= STATED TASK =
Pick out and copy every line below that has the word "érdekében".

(Collected data)
________________________________________
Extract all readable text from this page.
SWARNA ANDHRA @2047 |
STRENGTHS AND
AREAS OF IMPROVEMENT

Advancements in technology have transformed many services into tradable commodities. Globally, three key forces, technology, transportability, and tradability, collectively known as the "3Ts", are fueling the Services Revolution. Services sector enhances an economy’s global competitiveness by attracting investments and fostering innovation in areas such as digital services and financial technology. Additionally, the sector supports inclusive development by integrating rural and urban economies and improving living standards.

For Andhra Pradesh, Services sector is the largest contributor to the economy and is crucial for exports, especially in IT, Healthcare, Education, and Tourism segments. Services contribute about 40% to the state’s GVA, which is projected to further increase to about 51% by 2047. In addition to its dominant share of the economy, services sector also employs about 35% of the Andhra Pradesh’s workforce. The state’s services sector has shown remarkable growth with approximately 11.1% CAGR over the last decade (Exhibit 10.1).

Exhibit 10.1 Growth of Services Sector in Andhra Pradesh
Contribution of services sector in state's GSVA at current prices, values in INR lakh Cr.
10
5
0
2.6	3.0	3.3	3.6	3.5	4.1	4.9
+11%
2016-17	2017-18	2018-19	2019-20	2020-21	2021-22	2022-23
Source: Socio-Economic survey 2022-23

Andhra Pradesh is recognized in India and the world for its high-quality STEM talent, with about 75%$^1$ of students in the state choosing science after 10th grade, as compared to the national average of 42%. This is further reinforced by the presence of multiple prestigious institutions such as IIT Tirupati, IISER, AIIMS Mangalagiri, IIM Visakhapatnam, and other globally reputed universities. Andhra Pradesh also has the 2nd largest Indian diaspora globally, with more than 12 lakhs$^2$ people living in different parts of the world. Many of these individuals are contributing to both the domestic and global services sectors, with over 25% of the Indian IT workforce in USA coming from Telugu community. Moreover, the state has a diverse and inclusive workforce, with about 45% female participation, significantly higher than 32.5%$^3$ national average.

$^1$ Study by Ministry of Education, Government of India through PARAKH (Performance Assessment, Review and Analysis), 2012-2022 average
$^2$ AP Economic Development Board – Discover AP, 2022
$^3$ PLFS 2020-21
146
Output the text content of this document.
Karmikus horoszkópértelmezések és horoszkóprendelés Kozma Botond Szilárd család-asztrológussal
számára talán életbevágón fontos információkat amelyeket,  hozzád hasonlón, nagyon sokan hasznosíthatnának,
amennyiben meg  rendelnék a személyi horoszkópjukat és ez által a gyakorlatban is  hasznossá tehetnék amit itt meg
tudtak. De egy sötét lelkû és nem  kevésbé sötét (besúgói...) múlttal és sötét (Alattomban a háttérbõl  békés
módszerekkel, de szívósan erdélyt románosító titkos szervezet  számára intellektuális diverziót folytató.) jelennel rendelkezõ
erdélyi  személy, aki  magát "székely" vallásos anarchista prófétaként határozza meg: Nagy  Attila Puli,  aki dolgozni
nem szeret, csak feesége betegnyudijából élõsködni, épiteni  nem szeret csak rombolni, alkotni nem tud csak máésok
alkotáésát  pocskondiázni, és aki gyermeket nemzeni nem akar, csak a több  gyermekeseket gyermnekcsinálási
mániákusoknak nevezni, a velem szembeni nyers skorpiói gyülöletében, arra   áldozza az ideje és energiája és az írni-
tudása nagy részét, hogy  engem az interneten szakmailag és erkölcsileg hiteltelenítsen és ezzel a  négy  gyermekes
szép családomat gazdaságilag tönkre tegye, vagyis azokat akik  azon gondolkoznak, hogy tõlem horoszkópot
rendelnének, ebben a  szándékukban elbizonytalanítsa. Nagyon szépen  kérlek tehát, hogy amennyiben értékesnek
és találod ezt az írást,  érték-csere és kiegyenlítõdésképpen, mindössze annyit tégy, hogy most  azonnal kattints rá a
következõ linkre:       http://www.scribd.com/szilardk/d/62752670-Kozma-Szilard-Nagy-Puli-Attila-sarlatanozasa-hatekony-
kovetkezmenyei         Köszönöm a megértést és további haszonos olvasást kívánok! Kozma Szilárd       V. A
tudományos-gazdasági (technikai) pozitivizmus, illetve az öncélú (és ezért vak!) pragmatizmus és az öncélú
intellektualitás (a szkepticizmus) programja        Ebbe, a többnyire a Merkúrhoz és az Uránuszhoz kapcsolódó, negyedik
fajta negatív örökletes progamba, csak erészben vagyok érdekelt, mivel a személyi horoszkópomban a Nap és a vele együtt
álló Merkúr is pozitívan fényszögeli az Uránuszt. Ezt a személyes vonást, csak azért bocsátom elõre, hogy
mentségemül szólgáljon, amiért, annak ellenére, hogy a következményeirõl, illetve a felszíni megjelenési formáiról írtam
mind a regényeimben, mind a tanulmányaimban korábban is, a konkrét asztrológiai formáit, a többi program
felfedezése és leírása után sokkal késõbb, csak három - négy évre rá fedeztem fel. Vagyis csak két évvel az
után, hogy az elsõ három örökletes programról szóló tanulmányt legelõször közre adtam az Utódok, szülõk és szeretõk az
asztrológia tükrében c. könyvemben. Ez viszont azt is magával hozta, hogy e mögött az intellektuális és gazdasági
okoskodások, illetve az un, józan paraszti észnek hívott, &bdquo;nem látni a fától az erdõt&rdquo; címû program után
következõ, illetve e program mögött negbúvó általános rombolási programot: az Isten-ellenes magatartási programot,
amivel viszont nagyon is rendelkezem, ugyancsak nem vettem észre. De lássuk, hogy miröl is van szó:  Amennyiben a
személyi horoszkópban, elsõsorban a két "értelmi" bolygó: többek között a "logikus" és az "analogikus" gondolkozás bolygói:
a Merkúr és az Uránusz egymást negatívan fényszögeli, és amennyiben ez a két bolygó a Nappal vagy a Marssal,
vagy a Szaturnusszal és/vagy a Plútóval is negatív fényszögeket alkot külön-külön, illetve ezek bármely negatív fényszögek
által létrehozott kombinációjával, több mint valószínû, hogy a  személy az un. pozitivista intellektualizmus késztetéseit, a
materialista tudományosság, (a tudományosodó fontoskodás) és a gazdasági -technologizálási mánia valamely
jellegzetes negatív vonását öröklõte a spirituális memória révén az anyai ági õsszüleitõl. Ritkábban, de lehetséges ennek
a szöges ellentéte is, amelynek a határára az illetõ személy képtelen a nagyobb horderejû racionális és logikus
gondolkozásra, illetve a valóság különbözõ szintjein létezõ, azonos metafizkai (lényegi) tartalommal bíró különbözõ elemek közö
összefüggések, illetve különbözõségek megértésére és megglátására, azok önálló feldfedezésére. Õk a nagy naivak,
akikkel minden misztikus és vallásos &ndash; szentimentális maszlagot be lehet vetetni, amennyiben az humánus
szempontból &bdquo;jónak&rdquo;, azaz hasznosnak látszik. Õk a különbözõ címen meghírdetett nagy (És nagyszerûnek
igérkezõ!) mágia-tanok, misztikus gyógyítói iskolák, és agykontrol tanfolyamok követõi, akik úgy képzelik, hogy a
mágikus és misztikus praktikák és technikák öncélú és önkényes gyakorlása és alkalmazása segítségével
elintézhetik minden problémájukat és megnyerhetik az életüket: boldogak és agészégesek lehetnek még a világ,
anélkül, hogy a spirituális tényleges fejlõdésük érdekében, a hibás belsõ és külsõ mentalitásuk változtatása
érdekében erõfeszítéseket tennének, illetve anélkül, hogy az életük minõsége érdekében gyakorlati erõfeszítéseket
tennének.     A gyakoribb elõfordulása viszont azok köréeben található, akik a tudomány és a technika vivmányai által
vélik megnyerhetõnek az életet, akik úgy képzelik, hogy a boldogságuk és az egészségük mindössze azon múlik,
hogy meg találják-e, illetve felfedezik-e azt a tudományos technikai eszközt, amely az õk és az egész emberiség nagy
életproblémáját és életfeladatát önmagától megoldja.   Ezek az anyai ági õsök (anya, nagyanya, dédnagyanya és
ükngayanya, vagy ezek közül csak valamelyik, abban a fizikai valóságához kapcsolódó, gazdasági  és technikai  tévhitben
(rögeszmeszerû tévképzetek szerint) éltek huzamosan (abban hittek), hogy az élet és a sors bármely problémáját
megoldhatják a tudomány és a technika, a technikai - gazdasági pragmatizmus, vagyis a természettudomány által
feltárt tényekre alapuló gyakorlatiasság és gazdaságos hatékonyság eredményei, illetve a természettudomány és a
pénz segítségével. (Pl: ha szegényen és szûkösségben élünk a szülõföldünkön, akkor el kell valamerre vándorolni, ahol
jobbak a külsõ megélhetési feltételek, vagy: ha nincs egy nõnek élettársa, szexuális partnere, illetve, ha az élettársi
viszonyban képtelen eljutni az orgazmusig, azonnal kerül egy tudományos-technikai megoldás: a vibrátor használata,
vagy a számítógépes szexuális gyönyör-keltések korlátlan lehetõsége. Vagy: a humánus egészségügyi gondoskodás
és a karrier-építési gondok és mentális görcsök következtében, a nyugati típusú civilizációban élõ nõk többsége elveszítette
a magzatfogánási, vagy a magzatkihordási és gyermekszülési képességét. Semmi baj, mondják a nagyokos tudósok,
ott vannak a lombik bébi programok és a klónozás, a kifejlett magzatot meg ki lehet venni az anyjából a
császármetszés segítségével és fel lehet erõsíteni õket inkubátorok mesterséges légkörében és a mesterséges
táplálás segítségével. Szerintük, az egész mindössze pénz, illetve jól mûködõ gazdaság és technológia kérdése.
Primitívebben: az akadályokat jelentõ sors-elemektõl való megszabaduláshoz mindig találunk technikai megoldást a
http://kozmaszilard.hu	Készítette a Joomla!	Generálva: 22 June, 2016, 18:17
________________________________________
= WRITTEN SOLUTION =
anélkül, hogy a spirituális tényleges fejlõdésük érdekében, a hibás belsõ és külsõ mentalitásuk változtatása
érdekében erõfeszítéseket tennének, illetve anélkül, hogy az életük minõsége érdekében gyakorlati erõfeszítéseket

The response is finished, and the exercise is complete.